## [Written problem]
Find the lines with the string "Socială" and return them.

## [Data records]
┄┄┄┄┄┄┄┄┄┄┄┄┄┄┄┄┄┄┄┄
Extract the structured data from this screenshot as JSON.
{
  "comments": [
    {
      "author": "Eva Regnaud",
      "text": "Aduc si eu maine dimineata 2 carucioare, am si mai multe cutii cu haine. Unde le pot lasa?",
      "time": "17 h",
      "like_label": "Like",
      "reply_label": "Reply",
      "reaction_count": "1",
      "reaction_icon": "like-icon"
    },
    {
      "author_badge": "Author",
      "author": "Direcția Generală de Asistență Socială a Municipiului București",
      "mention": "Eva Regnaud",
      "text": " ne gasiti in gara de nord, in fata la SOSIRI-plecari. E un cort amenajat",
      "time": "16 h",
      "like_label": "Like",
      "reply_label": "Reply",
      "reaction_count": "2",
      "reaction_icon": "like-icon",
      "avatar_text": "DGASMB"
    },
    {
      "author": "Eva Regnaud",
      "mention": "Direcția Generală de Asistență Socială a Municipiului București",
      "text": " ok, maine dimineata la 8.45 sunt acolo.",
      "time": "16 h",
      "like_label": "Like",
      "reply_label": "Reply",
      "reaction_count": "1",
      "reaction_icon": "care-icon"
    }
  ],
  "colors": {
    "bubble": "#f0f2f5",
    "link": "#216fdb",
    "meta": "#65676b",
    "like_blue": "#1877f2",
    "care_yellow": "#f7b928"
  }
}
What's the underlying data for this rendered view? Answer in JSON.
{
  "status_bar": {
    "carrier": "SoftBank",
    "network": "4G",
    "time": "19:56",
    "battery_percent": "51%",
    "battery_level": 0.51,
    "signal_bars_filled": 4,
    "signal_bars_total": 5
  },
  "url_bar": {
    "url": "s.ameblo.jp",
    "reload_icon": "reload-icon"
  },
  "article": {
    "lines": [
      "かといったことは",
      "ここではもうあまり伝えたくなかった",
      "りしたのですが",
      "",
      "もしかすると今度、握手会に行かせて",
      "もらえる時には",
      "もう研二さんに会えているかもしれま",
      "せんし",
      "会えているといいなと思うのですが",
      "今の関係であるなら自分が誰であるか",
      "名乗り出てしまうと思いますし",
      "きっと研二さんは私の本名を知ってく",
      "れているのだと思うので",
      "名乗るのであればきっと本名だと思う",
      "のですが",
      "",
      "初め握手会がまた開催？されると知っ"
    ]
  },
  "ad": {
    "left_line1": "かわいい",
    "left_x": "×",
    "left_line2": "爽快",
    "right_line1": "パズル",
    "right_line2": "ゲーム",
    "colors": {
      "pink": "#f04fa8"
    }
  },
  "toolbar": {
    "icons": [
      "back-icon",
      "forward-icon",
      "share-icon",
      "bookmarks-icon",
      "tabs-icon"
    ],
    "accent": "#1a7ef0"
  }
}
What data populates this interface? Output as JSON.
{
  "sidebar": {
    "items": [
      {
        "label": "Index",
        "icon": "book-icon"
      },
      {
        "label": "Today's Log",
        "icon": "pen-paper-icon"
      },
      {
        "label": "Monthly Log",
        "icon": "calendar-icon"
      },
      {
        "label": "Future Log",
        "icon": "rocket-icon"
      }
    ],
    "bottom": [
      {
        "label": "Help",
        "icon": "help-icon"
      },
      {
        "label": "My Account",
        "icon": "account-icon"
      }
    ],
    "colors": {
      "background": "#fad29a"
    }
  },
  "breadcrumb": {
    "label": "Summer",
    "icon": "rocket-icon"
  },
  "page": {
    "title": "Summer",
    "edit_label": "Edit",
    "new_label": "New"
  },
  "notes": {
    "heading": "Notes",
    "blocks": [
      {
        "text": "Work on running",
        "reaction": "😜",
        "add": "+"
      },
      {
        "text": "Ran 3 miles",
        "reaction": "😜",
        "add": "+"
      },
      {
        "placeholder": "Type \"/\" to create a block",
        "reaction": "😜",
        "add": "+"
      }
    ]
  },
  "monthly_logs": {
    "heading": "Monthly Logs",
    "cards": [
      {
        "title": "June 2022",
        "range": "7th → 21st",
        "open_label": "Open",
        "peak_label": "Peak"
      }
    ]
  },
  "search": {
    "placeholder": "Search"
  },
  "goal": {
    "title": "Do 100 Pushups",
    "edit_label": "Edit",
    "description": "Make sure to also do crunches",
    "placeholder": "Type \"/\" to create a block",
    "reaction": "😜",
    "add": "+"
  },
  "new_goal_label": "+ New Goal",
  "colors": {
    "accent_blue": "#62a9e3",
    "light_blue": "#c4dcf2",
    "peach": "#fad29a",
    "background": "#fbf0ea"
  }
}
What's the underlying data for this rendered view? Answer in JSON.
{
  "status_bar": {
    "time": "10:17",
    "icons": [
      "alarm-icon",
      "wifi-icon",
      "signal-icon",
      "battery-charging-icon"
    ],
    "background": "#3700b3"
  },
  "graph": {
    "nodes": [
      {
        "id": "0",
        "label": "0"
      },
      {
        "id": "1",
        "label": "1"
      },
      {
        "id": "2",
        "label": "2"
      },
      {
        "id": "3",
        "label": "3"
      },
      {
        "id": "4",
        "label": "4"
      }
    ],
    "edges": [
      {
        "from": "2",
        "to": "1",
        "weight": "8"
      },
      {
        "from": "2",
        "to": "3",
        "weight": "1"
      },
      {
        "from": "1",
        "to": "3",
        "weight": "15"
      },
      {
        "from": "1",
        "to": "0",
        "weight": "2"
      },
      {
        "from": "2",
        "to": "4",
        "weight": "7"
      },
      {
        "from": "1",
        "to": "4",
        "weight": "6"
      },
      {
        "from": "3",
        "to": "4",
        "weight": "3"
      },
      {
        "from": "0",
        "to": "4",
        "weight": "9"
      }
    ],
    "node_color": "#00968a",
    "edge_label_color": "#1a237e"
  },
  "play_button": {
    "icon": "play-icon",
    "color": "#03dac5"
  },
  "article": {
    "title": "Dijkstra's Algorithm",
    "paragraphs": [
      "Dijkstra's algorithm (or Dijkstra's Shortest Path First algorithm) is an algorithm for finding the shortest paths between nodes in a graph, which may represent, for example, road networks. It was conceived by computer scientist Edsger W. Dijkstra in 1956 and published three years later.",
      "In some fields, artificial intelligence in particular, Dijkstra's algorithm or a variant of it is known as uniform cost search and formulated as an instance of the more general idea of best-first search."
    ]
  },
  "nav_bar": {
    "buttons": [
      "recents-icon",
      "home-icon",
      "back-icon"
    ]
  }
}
┄┄┄┄┄┄┄┄┄┄┄┄┄┄┄┄┄┄┄┄
## [Worked solution]
      "author": "Direcția Generală de Asistență Socială a Municipiului București",
      "mention": "Direcția Generală de Asistență Socială a Municipiului București",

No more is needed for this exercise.